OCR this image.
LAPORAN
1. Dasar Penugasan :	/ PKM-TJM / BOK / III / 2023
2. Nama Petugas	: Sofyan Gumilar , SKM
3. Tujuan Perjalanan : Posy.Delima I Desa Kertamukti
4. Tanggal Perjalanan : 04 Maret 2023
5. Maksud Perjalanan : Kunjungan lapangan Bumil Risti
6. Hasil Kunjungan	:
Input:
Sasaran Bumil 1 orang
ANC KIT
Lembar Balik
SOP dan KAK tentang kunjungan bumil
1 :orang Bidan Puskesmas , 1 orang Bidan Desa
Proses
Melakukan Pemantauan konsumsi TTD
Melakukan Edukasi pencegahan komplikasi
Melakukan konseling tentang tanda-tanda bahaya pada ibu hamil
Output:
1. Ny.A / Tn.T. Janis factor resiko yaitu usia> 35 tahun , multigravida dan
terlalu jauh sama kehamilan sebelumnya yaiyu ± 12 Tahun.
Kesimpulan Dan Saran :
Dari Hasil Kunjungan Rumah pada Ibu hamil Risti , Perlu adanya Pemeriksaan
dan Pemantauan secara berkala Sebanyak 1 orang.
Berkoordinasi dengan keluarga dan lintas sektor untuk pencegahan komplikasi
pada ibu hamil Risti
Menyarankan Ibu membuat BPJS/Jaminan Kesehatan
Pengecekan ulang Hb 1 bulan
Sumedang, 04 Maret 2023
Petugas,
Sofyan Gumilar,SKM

§ Problem requirements: Please restate the data word for word, every record included.

§ Output for this exercise:
OCR this image.
LAPORAN
1. Dasar Penugasan :	/ PKM-TJM / BOK / III / 2023
2. Nama Petugas	: Sofyan Gumilar , SKM
3. Tujuan Perjalanan : Posy.Delima I Desa Kertamukti
4. Tanggal Perjalanan : 04 Maret 2023
5. Maksud Perjalanan : Kunjungan lapangan Bumil Risti
6. Hasil Kunjungan	:
Input:
Sasaran Bumil 1 orang
ANC KIT
Lembar Balik
SOP dan KAK tentang kunjungan bumil
1 :orang Bidan Puskesmas , 1 orang Bidan Desa
Proses
Melakukan Pemantauan konsumsi TTD
Melakukan Edukasi pencegahan komplikasi
Melakukan konseling tentang tanda-tanda bahaya pada ibu hamil
Output:
1. Ny.A / Tn.T. Janis factor resiko yaitu usia> 35 tahun , multigravida dan
terlalu jauh sama kehamilan sebelumnya yaiyu ± 12 Tahun.
Kesimpulan Dan Saran :
Dari Hasil Kunjungan Rumah pada Ibu hamil Risti , Perlu adanya Pemeriksaan
dan Pemantauan secara berkala Sebanyak 1 orang.
Berkoordinasi dengan keluarga dan lintas sektor untuk pencegahan komplikasi
pada ibu hamil Risti
Menyarankan Ibu membuat BPJS/Jaminan Kesehatan
Pengecekan ulang Hb 1 bulan
Sumedang, 04 Maret 2023
Petugas,
Sofyan Gumilar,SKM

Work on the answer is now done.